What is required: Find the lines that hold "accurately". Report only how many there are.

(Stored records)
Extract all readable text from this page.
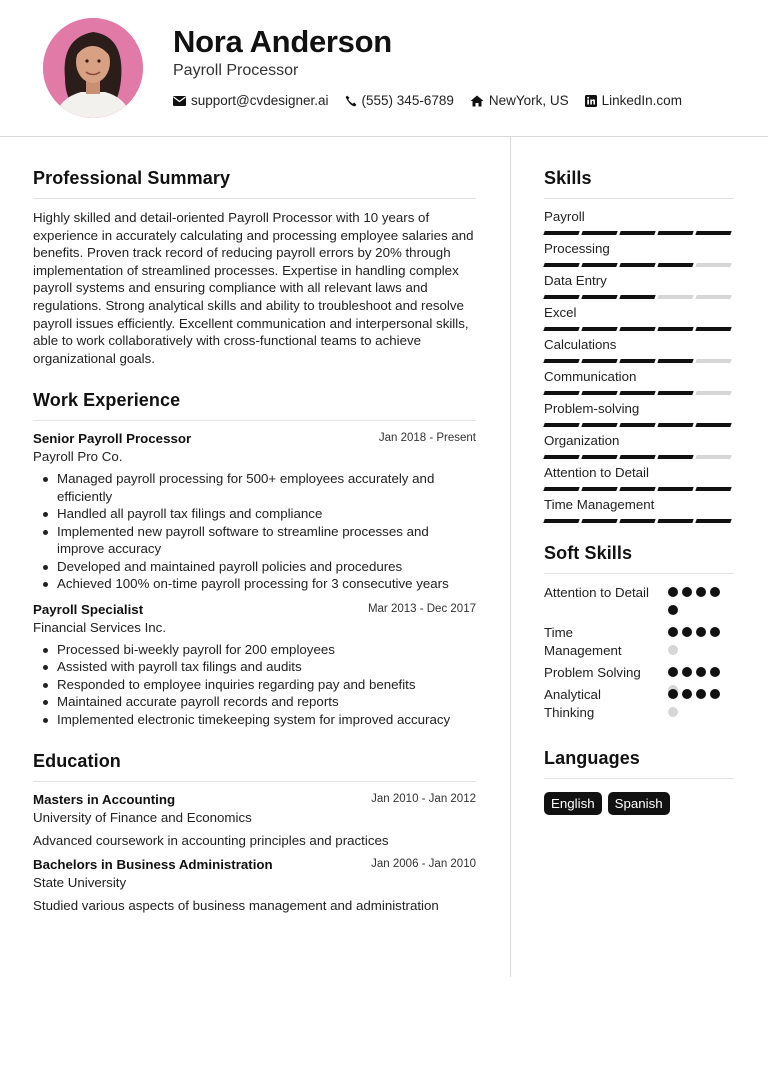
Nora Anderson
Payroll Processor
support@cvdesigner.ai (555) 345-6789	NewYork, US LinkedIn.com
Professional Summary

Highly skilled and detail-oriented Payroll Processor with 10 years of experience in accurately calculating and processing employee salaries and benefits. Proven track record of reducing payroll errors by 20% through implementation of streamlined processes. Expertise in handling complex payroll systems and ensuring compliance with all relevant laws and regulations. Strong analytical skills and ability to troubleshoot and resolve payroll issues efficiently. Excellent communication and interpersonal skills, able to work collaboratively with cross-functional teams to achieve organizational goals.

Work Experience
Senior Payroll Processor	Jan 2018 - Present
Payroll Pro Co.
Managed payroll processing for 500+ employees accurately and efficiently
Handled all payroll tax filings and compliance
Implemented new payroll software to streamline processes and improve accuracy
Developed and maintained payroll policies and procedures
Achieved 100% on-time payroll processing for 3 consecutive years
Payroll Specialist	Mar 2013 - Dec 2017
Financial Services Inc.
Processed bi-weekly payroll for 200 employees
Assisted with payroll tax filings and audits
Responded to employee inquiries regarding pay and benefits
Maintained accurate payroll records and reports
Implemented electronic timekeeping system for improved accuracy
Education
Masters in Accounting	Jan 2010 - Jan 2012
University of Finance and Economics
Advanced coursework in accounting principles and practices
Bachelors in Business Administration	Jan 2006 - Jan 2010
State University
Studied various aspects of business management and administration
Skills
Payroll
Processing
Data Entry
Excel
Calculations
Communication
Problem-solving
Organization
Attention to Detail
Time Management
Soft Skills
Attention to Detail
Time Management
Problem Solving
Analytical Thinking
Languages
English	Spanish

Problem solution: 2